RAW DATA:

+---+

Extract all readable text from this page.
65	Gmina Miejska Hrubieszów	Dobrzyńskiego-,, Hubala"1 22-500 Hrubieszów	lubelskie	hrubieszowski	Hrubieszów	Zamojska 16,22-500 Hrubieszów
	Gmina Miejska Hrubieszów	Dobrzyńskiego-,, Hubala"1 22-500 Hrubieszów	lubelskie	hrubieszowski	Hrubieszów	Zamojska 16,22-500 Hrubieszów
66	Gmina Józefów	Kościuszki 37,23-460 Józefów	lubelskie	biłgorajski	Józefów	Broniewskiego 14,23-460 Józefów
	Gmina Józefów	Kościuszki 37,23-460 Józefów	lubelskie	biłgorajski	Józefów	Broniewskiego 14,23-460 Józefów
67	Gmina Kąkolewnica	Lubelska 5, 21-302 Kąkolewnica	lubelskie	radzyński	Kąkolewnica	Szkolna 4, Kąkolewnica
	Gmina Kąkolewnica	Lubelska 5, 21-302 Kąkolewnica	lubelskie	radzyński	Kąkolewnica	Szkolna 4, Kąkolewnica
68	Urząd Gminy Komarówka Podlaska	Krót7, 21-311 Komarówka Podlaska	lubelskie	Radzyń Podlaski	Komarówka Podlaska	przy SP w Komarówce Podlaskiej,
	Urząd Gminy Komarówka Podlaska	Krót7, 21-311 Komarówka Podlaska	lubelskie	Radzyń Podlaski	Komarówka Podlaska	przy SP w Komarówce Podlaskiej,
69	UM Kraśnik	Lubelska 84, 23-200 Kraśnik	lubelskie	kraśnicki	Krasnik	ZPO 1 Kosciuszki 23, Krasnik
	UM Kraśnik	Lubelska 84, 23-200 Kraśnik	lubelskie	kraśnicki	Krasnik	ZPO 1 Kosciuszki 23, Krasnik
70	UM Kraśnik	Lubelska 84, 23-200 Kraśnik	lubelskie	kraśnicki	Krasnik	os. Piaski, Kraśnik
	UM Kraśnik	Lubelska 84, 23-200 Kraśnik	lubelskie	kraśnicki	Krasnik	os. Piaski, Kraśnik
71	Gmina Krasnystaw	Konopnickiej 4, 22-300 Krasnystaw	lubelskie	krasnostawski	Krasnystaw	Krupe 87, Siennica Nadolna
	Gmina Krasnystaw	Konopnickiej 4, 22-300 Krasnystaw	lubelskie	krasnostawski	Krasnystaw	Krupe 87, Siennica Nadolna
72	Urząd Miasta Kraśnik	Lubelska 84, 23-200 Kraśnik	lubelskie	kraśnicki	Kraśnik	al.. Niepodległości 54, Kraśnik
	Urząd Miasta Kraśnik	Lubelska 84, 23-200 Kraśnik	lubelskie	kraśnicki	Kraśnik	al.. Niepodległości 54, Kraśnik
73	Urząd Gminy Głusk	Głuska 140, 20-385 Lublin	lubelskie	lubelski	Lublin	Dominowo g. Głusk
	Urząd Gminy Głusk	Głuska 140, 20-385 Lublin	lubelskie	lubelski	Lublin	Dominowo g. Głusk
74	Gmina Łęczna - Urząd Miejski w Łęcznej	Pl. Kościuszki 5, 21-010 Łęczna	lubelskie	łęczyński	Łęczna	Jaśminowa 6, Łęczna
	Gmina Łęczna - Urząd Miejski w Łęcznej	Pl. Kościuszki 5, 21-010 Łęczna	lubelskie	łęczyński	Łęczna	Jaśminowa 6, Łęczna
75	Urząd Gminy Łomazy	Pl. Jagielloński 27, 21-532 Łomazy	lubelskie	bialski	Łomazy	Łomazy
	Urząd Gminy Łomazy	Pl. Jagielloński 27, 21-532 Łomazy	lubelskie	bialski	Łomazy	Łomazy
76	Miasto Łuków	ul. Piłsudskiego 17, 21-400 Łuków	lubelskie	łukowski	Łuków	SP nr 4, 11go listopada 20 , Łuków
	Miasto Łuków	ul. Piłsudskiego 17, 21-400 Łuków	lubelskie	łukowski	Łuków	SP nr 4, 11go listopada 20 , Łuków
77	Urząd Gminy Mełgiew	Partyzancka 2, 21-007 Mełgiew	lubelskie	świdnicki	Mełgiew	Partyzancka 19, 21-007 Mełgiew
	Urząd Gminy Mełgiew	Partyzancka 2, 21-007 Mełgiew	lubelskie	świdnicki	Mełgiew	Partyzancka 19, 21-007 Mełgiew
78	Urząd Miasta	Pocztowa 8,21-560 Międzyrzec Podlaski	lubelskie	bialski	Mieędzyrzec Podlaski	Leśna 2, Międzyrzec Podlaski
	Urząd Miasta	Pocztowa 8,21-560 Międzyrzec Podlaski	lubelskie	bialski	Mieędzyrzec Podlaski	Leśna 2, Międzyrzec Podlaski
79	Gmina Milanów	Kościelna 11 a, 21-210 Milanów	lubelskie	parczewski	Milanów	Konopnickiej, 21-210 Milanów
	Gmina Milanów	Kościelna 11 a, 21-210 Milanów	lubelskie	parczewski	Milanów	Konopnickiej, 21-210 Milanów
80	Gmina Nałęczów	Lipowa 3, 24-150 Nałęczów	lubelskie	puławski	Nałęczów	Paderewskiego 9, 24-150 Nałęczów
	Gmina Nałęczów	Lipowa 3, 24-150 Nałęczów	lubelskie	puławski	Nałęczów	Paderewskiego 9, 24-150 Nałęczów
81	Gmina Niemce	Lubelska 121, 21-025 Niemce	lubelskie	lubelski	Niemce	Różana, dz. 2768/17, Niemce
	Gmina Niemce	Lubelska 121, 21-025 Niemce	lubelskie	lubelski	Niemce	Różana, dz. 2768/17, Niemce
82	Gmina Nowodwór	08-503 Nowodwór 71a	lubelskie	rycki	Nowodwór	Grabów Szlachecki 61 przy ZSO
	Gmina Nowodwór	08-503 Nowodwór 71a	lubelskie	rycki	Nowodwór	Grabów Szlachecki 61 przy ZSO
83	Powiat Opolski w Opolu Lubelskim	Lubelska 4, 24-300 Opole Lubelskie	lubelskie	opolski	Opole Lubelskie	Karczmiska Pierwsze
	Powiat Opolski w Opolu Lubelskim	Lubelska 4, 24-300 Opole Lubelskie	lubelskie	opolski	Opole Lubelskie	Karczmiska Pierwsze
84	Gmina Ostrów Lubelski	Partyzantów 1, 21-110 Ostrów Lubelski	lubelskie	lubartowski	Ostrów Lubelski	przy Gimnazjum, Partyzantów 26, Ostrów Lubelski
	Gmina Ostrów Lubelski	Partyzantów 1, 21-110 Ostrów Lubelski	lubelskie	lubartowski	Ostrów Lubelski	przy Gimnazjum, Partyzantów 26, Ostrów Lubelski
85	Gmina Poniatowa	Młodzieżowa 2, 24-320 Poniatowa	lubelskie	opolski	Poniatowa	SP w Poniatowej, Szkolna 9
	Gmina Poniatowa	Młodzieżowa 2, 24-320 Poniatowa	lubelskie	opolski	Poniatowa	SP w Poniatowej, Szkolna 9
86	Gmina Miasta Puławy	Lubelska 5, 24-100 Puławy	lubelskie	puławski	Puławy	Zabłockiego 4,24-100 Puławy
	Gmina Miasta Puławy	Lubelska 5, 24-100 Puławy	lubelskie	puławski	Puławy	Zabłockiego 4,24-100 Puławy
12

+---+

GIVEN REQUEST: Exactly as written above, please repeat the entries.

SOLUTION TO THIS PROBLEM:
Extract all readable text from this page.
65	Gmina Miejska Hrubieszów	Dobrzyńskiego-,, Hubala"1 22-500 Hrubieszów	lubelskie	hrubieszowski	Hrubieszów	Zamojska 16,22-500 Hrubieszów
	Gmina Miejska Hrubieszów	Dobrzyńskiego-,, Hubala"1 22-500 Hrubieszów	lubelskie	hrubieszowski	Hrubieszów	Zamojska 16,22-500 Hrubieszów
66	Gmina Józefów	Kościuszki 37,23-460 Józefów	lubelskie	biłgorajski	Józefów	Broniewskiego 14,23-460 Józefów
	Gmina Józefów	Kościuszki 37,23-460 Józefów	lubelskie	biłgorajski	Józefów	Broniewskiego 14,23-460 Józefów
67	Gmina Kąkolewnica	Lubelska 5, 21-302 Kąkolewnica	lubelskie	radzyński	Kąkolewnica	Szkolna 4, Kąkolewnica
	Gmina Kąkolewnica	Lubelska 5, 21-302 Kąkolewnica	lubelskie	radzyński	Kąkolewnica	Szkolna 4, Kąkolewnica
68	Urząd Gminy Komarówka Podlaska	Krót7, 21-311 Komarówka Podlaska	lubelskie	Radzyń Podlaski	Komarówka Podlaska	przy SP w Komarówce Podlaskiej,
	Urząd Gminy Komarówka Podlaska	Krót7, 21-311 Komarówka Podlaska	lubelskie	Radzyń Podlaski	Komarówka Podlaska	przy SP w Komarówce Podlaskiej,
69	UM Kraśnik	Lubelska 84, 23-200 Kraśnik	lubelskie	kraśnicki	Krasnik	ZPO 1 Kosciuszki 23, Krasnik
	UM Kraśnik	Lubelska 84, 23-200 Kraśnik	lubelskie	kraśnicki	Krasnik	ZPO 1 Kosciuszki 23, Krasnik
70	UM Kraśnik	Lubelska 84, 23-200 Kraśnik	lubelskie	kraśnicki	Krasnik	os. Piaski, Kraśnik
	UM Kraśnik	Lubelska 84, 23-200 Kraśnik	lubelskie	kraśnicki	Krasnik	os. Piaski, Kraśnik
71	Gmina Krasnystaw	Konopnickiej 4, 22-300 Krasnystaw	lubelskie	krasnostawski	Krasnystaw	Krupe 87, Siennica Nadolna
	Gmina Krasnystaw	Konopnickiej 4, 22-300 Krasnystaw	lubelskie	krasnostawski	Krasnystaw	Krupe 87, Siennica Nadolna
72	Urząd Miasta Kraśnik	Lubelska 84, 23-200 Kraśnik	lubelskie	kraśnicki	Kraśnik	al.. Niepodległości 54, Kraśnik
	Urząd Miasta Kraśnik	Lubelska 84, 23-200 Kraśnik	lubelskie	kraśnicki	Kraśnik	al.. Niepodległości 54, Kraśnik
73	Urząd Gminy Głusk	Głuska 140, 20-385 Lublin	lubelskie	lubelski	Lublin	Dominowo g. Głusk
	Urząd Gminy Głusk	Głuska 140, 20-385 Lublin	lubelskie	lubelski	Lublin	Dominowo g. Głusk
74	Gmina Łęczna - Urząd Miejski w Łęcznej	Pl. Kościuszki 5, 21-010 Łęczna	lubelskie	łęczyński	Łęczna	Jaśminowa 6, Łęczna
	Gmina Łęczna - Urząd Miejski w Łęcznej	Pl. Kościuszki 5, 21-010 Łęczna	lubelskie	łęczyński	Łęczna	Jaśminowa 6, Łęczna
75	Urząd Gminy Łomazy	Pl. Jagielloński 27, 21-532 Łomazy	lubelskie	bialski	Łomazy	Łomazy
	Urząd Gminy Łomazy	Pl. Jagielloński 27, 21-532 Łomazy	lubelskie	bialski	Łomazy	Łomazy
76	Miasto Łuków	ul. Piłsudskiego 17, 21-400 Łuków	lubelskie	łukowski	Łuków	SP nr 4, 11go listopada 20 , Łuków
	Miasto Łuków	ul. Piłsudskiego 17, 21-400 Łuków	lubelskie	łukowski	Łuków	SP nr 4, 11go listopada 20 , Łuków
77	Urząd Gminy Mełgiew	Partyzancka 2, 21-007 Mełgiew	lubelskie	świdnicki	Mełgiew	Partyzancka 19, 21-007 Mełgiew
	Urząd Gminy Mełgiew	Partyzancka 2, 21-007 Mełgiew	lubelskie	świdnicki	Mełgiew	Partyzancka 19, 21-007 Mełgiew
78	Urząd Miasta	Pocztowa 8,21-560 Międzyrzec Podlaski	lubelskie	bialski	Mieędzyrzec Podlaski	Leśna 2, Międzyrzec Podlaski
	Urząd Miasta	Pocztowa 8,21-560 Międzyrzec Podlaski	lubelskie	bialski	Mieędzyrzec Podlaski	Leśna 2, Międzyrzec Podlaski
79	Gmina Milanów	Kościelna 11 a, 21-210 Milanów	lubelskie	parczewski	Milanów	Konopnickiej, 21-210 Milanów
	Gmina Milanów	Kościelna 11 a, 21-210 Milanów	lubelskie	parczewski	Milanów	Konopnickiej, 21-210 Milanów
80	Gmina Nałęczów	Lipowa 3, 24-150 Nałęczów	lubelskie	puławski	Nałęczów	Paderewskiego 9, 24-150 Nałęczów
	Gmina Nałęczów	Lipowa 3, 24-150 Nałęczów	lubelskie	puławski	Nałęczów	Paderewskiego 9, 24-150 Nałęczów
81	Gmina Niemce	Lubelska 121, 21-025 Niemce	lubelskie	lubelski	Niemce	Różana, dz. 2768/17, Niemce
	Gmina Niemce	Lubelska 121, 21-025 Niemce	lubelskie	lubelski	Niemce	Różana, dz. 2768/17, Niemce
82	Gmina Nowodwór	08-503 Nowodwór 71a	lubelskie	rycki	Nowodwór	Grabów Szlachecki 61 przy ZSO
	Gmina Nowodwór	08-503 Nowodwór 71a	lubelskie	rycki	Nowodwór	Grabów Szlachecki 61 przy ZSO
83	Powiat Opolski w Opolu Lubelskim	Lubelska 4, 24-300 Opole Lubelskie	lubelskie	opolski	Opole Lubelskie	Karczmiska Pierwsze
	Powiat Opolski w Opolu Lubelskim	Lubelska 4, 24-300 Opole Lubelskie	lubelskie	opolski	Opole Lubelskie	Karczmiska Pierwsze
84	Gmina Ostrów Lubelski	Partyzantów 1, 21-110 Ostrów Lubelski	lubelskie	lubartowski	Ostrów Lubelski	przy Gimnazjum, Partyzantów 26, Ostrów Lubelski
	Gmina Ostrów Lubelski	Partyzantów 1, 21-110 Ostrów Lubelski	lubelskie	lubartowski	Ostrów Lubelski	przy Gimnazjum, Partyzantów 26, Ostrów Lubelski
85	Gmina Poniatowa	Młodzieżowa 2, 24-320 Poniatowa	lubelskie	opolski	Poniatowa	SP w Poniatowej, Szkolna 9
	Gmina Poniatowa	Młodzieżowa 2, 24-320 Poniatowa	lubelskie	opolski	Poniatowa	SP w Poniatowej, Szkolna 9
86	Gmina Miasta Puławy	Lubelska 5, 24-100 Puławy	lubelskie	puławski	Puławy	Zabłockiego 4,24-100 Puławy
	Gmina Miasta Puławy	Lubelska 5, 24-100 Puławy	lubelskie	puławski	Puławy	Zabłockiego 4,24-100 Puławy
12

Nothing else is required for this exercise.